Exercise description = Extract every line that contains the word "commendatore".
+++ Records provided +++
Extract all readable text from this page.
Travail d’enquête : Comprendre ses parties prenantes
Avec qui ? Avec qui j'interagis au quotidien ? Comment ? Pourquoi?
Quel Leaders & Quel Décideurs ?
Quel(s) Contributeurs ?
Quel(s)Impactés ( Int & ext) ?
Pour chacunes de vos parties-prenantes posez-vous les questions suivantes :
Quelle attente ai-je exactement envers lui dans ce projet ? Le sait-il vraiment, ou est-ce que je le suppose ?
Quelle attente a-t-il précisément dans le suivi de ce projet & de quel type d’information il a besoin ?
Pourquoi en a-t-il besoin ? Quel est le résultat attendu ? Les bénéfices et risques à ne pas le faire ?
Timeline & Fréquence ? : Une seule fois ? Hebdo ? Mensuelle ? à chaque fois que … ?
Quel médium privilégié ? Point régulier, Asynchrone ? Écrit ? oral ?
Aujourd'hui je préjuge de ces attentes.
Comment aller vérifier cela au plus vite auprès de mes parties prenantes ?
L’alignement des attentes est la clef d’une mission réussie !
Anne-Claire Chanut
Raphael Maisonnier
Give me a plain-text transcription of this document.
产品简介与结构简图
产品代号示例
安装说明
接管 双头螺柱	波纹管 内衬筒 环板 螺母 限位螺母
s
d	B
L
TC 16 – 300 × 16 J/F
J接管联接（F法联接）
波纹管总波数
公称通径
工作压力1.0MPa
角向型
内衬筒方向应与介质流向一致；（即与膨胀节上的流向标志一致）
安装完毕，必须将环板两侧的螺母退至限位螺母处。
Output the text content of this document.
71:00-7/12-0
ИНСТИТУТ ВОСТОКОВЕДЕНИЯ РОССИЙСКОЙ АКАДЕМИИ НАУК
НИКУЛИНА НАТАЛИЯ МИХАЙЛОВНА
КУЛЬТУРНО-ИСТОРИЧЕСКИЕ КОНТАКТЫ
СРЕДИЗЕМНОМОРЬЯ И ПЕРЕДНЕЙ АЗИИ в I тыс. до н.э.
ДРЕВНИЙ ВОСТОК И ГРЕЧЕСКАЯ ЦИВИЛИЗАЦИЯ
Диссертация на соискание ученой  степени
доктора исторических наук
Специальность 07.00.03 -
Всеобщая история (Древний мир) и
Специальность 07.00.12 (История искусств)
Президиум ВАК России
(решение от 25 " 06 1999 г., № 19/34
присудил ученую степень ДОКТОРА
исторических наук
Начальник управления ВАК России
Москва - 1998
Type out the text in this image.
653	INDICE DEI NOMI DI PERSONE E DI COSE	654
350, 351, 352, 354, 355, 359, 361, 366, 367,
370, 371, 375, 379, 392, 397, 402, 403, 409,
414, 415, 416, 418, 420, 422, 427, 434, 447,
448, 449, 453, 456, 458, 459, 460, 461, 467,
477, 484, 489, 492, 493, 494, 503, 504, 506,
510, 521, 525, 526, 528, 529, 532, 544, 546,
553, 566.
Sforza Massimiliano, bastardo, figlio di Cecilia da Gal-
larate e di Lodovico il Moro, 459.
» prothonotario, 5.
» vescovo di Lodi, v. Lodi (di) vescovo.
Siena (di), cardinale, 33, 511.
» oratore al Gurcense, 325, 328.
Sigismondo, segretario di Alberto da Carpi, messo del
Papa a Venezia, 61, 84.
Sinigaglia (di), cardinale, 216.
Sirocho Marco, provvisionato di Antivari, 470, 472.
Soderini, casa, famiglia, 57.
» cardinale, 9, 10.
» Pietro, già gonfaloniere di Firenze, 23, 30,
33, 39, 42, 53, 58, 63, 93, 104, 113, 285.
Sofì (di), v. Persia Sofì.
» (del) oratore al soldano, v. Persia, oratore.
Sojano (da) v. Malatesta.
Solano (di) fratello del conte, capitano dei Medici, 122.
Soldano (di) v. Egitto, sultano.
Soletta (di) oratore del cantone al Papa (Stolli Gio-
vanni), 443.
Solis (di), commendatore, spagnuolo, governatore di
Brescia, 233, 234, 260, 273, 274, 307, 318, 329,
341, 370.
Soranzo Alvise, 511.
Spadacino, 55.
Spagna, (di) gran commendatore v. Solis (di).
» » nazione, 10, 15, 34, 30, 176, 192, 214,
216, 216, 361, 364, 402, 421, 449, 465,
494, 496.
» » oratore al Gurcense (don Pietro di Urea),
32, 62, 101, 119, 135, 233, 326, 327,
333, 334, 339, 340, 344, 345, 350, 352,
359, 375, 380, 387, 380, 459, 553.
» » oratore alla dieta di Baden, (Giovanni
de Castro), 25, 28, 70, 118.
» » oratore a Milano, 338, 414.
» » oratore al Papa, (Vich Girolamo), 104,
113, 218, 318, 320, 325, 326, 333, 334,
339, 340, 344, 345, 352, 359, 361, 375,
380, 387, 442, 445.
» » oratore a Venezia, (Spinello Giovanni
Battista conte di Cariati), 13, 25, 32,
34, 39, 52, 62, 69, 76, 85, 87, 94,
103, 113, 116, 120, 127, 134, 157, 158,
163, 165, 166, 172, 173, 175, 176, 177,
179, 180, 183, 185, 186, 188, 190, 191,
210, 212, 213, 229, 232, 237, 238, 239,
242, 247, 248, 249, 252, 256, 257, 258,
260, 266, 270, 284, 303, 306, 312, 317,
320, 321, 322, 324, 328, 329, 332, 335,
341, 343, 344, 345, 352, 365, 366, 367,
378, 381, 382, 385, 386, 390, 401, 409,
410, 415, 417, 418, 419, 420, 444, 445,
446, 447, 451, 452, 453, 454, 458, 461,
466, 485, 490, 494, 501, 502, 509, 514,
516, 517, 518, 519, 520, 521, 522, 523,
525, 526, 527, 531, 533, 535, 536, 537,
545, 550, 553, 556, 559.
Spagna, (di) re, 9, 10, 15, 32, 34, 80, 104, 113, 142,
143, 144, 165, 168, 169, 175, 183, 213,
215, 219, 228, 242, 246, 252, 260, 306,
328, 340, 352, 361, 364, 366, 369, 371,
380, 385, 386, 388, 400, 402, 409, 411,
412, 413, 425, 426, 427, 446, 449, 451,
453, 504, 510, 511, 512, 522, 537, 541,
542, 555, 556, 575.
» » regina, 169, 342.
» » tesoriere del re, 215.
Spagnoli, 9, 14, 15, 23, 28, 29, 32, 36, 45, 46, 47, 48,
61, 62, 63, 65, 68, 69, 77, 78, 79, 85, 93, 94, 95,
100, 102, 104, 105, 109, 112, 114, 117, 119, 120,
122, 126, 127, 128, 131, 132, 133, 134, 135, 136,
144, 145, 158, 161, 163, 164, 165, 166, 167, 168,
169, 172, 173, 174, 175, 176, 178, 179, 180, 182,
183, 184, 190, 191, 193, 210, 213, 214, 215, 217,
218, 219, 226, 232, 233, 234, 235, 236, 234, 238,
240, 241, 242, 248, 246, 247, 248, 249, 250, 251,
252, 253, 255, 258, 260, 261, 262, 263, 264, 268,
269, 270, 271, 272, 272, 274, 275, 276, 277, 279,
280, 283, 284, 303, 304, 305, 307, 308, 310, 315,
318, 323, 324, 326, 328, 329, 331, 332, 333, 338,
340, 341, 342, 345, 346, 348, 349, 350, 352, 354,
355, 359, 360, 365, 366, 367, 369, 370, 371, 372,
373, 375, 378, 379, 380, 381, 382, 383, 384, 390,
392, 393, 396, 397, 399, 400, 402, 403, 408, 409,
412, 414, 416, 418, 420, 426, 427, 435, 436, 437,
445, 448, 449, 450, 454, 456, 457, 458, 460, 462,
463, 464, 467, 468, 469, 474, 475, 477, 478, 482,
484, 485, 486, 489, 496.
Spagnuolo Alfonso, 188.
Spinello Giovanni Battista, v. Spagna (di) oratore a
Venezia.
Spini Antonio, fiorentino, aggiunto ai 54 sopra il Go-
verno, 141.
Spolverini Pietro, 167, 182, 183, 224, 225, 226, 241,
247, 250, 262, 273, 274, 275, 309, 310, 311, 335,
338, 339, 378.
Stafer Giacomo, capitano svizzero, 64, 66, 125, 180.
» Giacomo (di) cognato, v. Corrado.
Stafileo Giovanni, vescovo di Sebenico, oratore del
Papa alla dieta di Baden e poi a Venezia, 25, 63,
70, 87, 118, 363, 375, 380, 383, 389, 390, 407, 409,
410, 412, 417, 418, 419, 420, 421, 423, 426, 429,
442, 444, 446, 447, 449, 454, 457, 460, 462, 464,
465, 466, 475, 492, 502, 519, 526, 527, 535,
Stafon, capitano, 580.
+++
Exercise result =
Solis (di), commendatore, spagnuolo, governatore di
Spagna, (di) gran commendatore v. Solis (di).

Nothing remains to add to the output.